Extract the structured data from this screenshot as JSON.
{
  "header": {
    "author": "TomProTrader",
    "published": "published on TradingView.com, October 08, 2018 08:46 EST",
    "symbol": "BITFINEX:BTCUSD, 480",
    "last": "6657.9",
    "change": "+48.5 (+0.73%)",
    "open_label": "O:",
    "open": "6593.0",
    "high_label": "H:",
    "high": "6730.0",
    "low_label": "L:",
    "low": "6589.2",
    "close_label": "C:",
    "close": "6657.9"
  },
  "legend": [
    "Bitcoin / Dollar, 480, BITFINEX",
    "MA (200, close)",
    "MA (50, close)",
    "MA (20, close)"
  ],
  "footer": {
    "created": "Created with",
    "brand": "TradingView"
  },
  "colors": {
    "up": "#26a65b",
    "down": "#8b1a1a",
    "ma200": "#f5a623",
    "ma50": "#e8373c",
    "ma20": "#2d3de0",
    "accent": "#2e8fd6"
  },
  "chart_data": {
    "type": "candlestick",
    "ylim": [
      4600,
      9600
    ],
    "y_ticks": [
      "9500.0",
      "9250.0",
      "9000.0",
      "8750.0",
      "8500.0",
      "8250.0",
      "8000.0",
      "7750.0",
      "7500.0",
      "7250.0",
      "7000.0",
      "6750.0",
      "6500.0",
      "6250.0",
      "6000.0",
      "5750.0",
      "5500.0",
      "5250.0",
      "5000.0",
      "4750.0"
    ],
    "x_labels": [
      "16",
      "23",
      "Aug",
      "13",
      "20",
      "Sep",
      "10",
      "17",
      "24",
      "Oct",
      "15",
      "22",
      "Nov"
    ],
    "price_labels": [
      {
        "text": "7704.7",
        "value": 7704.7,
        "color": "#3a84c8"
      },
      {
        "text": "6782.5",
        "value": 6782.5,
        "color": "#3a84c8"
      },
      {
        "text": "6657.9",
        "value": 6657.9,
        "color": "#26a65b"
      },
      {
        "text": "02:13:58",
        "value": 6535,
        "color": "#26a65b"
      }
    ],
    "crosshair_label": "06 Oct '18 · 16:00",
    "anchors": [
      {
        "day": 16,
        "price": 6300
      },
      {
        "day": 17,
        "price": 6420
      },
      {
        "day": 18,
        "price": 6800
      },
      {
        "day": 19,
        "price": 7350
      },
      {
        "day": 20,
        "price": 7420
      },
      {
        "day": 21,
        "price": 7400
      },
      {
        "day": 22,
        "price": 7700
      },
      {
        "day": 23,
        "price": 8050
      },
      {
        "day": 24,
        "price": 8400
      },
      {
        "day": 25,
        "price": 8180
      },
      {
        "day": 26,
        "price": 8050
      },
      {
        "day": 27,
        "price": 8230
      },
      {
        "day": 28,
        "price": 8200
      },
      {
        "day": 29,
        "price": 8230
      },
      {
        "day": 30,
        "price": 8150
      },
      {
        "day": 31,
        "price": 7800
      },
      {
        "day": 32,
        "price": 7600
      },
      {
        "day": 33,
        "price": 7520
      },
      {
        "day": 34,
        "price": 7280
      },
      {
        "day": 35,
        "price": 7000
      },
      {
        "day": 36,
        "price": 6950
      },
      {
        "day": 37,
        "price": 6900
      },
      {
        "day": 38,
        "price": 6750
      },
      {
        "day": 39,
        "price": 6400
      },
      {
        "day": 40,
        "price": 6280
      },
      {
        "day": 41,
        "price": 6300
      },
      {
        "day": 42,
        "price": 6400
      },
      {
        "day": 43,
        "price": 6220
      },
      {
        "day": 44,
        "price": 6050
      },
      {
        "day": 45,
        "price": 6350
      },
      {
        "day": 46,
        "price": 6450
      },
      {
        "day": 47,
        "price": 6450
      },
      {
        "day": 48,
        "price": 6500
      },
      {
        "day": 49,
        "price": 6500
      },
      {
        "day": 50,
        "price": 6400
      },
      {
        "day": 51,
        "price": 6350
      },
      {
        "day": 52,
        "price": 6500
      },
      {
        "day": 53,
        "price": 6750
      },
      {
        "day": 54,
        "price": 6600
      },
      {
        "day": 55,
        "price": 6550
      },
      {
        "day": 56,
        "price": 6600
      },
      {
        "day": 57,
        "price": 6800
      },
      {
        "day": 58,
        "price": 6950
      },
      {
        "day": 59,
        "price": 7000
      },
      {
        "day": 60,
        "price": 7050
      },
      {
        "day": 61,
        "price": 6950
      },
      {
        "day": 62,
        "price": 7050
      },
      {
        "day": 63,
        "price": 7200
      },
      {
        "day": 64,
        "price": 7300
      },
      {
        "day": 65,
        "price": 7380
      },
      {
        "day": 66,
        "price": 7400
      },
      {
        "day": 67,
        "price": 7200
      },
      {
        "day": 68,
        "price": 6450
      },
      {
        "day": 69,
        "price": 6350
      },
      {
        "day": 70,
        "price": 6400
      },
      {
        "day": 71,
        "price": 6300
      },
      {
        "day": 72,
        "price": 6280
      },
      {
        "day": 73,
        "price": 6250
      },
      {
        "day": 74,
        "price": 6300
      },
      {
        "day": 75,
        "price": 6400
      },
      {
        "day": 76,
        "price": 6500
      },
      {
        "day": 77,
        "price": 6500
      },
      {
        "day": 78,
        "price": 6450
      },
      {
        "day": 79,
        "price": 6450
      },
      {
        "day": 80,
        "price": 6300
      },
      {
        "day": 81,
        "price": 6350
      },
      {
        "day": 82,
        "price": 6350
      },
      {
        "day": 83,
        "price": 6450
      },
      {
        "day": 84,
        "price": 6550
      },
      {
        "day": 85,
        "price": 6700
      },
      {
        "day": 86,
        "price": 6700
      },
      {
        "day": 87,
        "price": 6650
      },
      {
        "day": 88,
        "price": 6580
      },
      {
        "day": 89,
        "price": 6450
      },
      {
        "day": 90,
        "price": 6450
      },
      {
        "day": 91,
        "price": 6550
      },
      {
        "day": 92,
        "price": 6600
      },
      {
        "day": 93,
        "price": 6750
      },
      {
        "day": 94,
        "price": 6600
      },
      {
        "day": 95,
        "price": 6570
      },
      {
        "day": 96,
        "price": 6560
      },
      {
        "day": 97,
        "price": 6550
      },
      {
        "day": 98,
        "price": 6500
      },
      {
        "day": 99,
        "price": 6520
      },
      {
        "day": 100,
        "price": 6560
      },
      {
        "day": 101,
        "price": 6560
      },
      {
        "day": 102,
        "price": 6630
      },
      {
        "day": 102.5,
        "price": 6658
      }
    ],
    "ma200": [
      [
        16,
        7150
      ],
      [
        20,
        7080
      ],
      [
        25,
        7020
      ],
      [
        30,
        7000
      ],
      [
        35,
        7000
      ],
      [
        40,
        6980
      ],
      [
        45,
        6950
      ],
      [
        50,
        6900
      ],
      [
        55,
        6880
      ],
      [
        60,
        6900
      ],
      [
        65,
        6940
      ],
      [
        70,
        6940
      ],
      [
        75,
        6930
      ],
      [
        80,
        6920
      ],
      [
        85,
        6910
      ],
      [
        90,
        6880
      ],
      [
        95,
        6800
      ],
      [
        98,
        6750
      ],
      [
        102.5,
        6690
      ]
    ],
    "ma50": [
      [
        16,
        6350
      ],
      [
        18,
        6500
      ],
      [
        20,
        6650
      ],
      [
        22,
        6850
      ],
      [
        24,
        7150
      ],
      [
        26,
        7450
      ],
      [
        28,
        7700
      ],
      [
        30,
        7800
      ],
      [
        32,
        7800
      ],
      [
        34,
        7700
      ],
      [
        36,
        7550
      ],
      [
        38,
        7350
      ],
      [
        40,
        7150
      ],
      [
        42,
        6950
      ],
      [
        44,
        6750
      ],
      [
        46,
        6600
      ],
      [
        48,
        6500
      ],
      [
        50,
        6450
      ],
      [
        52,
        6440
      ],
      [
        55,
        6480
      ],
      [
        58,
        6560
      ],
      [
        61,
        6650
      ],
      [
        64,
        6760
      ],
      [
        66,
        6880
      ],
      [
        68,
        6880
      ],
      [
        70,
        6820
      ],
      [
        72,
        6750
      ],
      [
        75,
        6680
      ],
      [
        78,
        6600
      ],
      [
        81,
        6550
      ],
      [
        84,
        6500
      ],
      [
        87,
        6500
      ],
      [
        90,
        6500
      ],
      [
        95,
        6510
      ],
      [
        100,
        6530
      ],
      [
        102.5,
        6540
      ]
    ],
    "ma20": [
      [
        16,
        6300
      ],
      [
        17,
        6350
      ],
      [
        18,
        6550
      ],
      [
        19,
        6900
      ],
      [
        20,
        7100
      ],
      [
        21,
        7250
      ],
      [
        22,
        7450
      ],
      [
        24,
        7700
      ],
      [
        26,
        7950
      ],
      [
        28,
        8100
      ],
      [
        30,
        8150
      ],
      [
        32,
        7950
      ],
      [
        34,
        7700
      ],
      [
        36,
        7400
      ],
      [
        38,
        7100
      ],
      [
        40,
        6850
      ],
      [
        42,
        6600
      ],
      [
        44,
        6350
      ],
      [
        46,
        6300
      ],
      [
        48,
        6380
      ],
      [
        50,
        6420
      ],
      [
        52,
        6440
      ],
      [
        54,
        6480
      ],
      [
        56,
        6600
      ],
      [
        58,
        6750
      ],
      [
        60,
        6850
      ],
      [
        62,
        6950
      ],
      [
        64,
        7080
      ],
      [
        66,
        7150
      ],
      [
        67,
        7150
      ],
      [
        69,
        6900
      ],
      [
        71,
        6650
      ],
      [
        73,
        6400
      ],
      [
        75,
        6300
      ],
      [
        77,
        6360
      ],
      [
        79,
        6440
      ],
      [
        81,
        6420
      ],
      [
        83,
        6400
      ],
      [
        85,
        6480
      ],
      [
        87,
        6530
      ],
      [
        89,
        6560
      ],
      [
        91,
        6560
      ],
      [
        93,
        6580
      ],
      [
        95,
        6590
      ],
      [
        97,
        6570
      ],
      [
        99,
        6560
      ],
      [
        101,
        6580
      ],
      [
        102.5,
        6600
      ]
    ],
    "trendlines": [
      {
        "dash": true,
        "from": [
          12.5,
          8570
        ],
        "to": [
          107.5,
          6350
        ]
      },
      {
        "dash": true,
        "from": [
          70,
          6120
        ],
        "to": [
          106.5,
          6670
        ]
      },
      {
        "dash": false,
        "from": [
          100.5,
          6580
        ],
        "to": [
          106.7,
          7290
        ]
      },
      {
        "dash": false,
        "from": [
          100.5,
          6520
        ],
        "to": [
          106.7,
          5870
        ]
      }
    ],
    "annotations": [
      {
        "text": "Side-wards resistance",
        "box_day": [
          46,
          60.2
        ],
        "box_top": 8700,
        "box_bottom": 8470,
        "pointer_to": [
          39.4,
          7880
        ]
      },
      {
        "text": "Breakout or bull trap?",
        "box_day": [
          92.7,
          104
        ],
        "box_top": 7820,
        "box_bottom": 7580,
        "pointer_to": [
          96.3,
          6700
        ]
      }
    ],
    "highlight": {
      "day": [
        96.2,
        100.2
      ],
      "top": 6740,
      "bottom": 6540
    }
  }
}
--
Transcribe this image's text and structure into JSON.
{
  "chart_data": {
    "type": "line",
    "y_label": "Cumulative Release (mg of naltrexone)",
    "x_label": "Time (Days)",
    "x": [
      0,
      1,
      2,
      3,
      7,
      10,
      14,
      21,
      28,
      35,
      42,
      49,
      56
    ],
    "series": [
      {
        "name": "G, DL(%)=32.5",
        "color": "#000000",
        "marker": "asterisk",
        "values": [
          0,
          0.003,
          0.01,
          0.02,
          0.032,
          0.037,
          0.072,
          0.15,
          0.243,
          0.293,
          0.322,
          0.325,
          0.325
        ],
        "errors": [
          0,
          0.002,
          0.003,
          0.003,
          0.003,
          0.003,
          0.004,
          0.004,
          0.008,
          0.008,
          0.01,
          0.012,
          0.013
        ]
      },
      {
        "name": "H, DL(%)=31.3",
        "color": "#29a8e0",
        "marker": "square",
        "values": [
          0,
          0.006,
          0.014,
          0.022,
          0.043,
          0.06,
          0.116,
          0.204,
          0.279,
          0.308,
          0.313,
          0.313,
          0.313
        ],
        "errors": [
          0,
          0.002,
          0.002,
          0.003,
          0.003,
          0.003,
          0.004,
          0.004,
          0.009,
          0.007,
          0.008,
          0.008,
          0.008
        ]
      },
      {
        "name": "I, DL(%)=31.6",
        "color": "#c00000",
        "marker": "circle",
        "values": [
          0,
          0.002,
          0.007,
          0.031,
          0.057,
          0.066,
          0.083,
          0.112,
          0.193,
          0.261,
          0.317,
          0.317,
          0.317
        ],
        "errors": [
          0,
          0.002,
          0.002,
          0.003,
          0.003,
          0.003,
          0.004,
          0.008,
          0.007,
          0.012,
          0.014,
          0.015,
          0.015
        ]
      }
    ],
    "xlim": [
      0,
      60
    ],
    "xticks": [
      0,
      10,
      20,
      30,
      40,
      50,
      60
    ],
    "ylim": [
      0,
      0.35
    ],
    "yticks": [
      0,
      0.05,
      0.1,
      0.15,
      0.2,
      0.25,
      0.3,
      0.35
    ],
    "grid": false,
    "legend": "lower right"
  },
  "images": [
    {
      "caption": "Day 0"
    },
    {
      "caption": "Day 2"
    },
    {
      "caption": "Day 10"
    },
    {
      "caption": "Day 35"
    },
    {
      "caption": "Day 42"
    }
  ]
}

▶ _GOAL_
Among the lines of the material, find those that hold the word "marker" and copy them.

▶ _EXERCISE ANSWER_
        "marker": "asterisk",
        "marker": "square",
        "marker": "circle",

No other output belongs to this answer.